WHAT IS BEING ASKED
The answer must be an exact copy of all the data below.

PROVIDED MATERIAL
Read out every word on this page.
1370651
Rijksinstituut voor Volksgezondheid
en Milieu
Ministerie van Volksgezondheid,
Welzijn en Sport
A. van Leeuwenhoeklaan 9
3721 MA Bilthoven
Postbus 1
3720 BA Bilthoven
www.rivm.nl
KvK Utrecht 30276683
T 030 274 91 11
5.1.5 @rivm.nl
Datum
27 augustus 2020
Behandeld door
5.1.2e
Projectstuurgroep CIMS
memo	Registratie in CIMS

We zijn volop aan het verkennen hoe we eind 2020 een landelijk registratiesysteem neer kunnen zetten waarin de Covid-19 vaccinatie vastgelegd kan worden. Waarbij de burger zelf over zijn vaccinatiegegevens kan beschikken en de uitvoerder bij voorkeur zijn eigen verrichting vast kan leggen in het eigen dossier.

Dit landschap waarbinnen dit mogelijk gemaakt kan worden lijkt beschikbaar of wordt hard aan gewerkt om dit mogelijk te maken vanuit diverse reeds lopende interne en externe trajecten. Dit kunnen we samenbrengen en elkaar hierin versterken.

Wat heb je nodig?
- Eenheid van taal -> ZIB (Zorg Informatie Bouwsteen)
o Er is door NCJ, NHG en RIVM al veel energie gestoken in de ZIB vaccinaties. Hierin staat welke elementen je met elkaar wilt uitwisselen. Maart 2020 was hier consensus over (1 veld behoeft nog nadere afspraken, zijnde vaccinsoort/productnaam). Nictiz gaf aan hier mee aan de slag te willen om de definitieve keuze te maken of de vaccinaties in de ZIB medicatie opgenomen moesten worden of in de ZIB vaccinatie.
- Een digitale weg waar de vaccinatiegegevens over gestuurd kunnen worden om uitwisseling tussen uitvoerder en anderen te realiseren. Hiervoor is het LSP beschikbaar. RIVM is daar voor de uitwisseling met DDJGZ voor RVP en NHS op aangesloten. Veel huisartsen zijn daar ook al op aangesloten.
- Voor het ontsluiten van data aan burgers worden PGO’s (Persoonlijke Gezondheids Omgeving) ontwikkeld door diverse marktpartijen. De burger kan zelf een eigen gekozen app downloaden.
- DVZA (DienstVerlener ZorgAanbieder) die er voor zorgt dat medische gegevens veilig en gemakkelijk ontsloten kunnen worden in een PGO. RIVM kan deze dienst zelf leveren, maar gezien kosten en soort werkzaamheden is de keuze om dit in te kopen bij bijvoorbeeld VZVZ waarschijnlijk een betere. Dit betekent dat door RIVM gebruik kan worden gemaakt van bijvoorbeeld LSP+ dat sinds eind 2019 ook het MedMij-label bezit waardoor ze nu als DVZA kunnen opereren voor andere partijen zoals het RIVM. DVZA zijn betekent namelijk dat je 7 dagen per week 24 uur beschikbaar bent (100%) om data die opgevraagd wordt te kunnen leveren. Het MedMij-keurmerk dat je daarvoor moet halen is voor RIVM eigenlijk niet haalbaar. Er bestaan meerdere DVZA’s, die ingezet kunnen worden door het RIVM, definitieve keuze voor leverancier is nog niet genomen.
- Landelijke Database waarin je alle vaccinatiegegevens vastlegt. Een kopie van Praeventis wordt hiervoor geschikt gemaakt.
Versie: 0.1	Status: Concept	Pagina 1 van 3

OUTPUT
Read out every word on this page.
1370651
Rijksinstituut voor Volksgezondheid
en Milieu
Ministerie van Volksgezondheid,
Welzijn en Sport
A. van Leeuwenhoeklaan 9
3721 MA Bilthoven
Postbus 1
3720 BA Bilthoven
www.rivm.nl
KvK Utrecht 30276683
T 030 274 91 11
5.1.5 @rivm.nl
Datum
27 augustus 2020
Behandeld door
5.1.2e
Projectstuurgroep CIMS
memo	Registratie in CIMS

We zijn volop aan het verkennen hoe we eind 2020 een landelijk registratiesysteem neer kunnen zetten waarin de Covid-19 vaccinatie vastgelegd kan worden. Waarbij de burger zelf over zijn vaccinatiegegevens kan beschikken en de uitvoerder bij voorkeur zijn eigen verrichting vast kan leggen in het eigen dossier.

Dit landschap waarbinnen dit mogelijk gemaakt kan worden lijkt beschikbaar of wordt hard aan gewerkt om dit mogelijk te maken vanuit diverse reeds lopende interne en externe trajecten. Dit kunnen we samenbrengen en elkaar hierin versterken.

Wat heb je nodig?
- Eenheid van taal -> ZIB (Zorg Informatie Bouwsteen)
o Er is door NCJ, NHG en RIVM al veel energie gestoken in de ZIB vaccinaties. Hierin staat welke elementen je met elkaar wilt uitwisselen. Maart 2020 was hier consensus over (1 veld behoeft nog nadere afspraken, zijnde vaccinsoort/productnaam). Nictiz gaf aan hier mee aan de slag te willen om de definitieve keuze te maken of de vaccinaties in de ZIB medicatie opgenomen moesten worden of in de ZIB vaccinatie.
- Een digitale weg waar de vaccinatiegegevens over gestuurd kunnen worden om uitwisseling tussen uitvoerder en anderen te realiseren. Hiervoor is het LSP beschikbaar. RIVM is daar voor de uitwisseling met DDJGZ voor RVP en NHS op aangesloten. Veel huisartsen zijn daar ook al op aangesloten.
- Voor het ontsluiten van data aan burgers worden PGO’s (Persoonlijke Gezondheids Omgeving) ontwikkeld door diverse marktpartijen. De burger kan zelf een eigen gekozen app downloaden.
- DVZA (DienstVerlener ZorgAanbieder) die er voor zorgt dat medische gegevens veilig en gemakkelijk ontsloten kunnen worden in een PGO. RIVM kan deze dienst zelf leveren, maar gezien kosten en soort werkzaamheden is de keuze om dit in te kopen bij bijvoorbeeld VZVZ waarschijnlijk een betere. Dit betekent dat door RIVM gebruik kan worden gemaakt van bijvoorbeeld LSP+ dat sinds eind 2019 ook het MedMij-label bezit waardoor ze nu als DVZA kunnen opereren voor andere partijen zoals het RIVM. DVZA zijn betekent namelijk dat je 7 dagen per week 24 uur beschikbaar bent (100%) om data die opgevraagd wordt te kunnen leveren. Het MedMij-keurmerk dat je daarvoor moet halen is voor RIVM eigenlijk niet haalbaar. Er bestaan meerdere DVZA’s, die ingezet kunnen worden door het RIVM, definitieve keuze voor leverancier is nog niet genomen.
- Landelijke Database waarin je alle vaccinatiegegevens vastlegt. Een kopie van Praeventis wordt hiervoor geschikt gemaakt.
Versie: 0.1	Status: Concept	Pagina 1 van 3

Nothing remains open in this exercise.